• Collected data
* BEGIN *

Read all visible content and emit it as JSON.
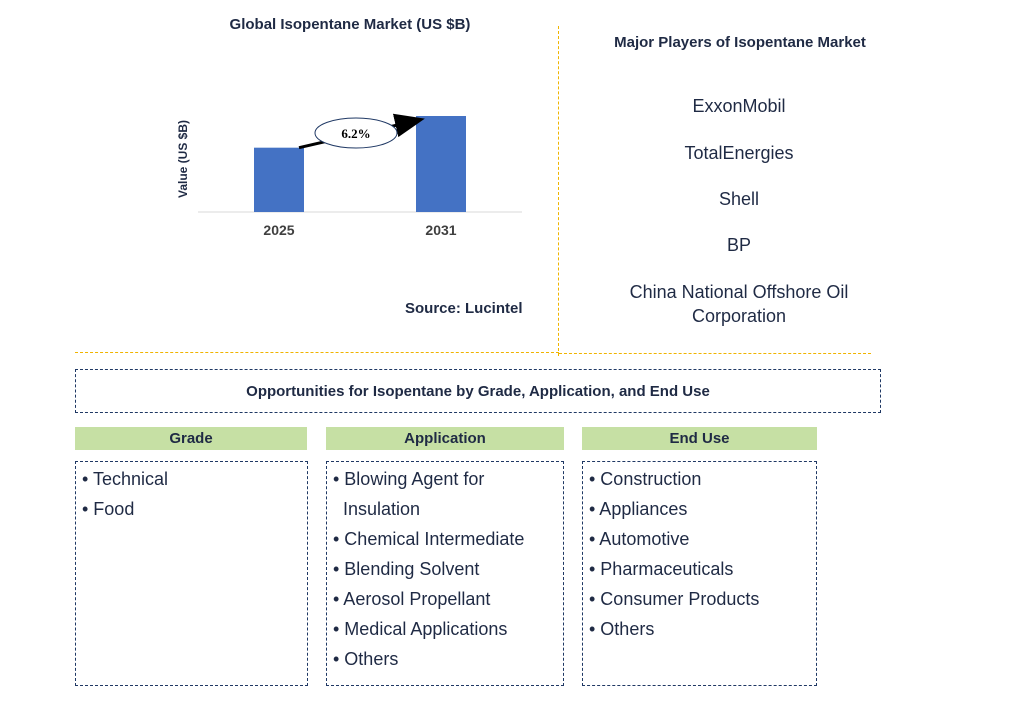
{
  "chart_data": {
    "type": "bar",
    "title": "Global Isopentane Market (US $B)",
    "ylabel": "Value (US $B)",
    "categories": [
      "2025",
      "2031"
    ],
    "values": [
      0.67,
      1.0
    ],
    "annotation": "6.2%",
    "colors": {
      "bar": "#4472c4",
      "arrow": "#000000"
    }
  },
  "source": "Source: Lucintel",
  "players": {
    "title": "Major Players of Isopentane Market",
    "items": [
      "ExxonMobil",
      "TotalEnergies",
      "Shell",
      "BP",
      "China National Offshore Oil Corporation"
    ]
  },
  "opportunities": {
    "title": "Opportunities for Isopentane by Grade, Application, and End Use",
    "columns": [
      {
        "header": "Grade",
        "items": [
          "• Technical",
          "• Food"
        ]
      },
      {
        "header": "Application",
        "items": [
          "• Blowing Agent for",
          "  Insulation",
          "• Chemical Intermediate",
          "• Blending Solvent",
          "• Aerosol Propellant",
          "• Medical Applications",
          "• Others"
        ]
      },
      {
        "header": "End Use",
        "items": [
          "• Construction",
          "• Appliances",
          "• Automotive",
          "• Pharmaceuticals",
          "• Consumer Products",
          "• Others"
        ]
      }
    ]
  }
}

* END *

• AIM OF THE EXERCISE
Copy all lines above containing the string "Grade".

• SOLUTION TO THIS EXERCISE
    "title": "Opportunities for Isopentane by Grade, Application, and End Use",
        "header": "Grade",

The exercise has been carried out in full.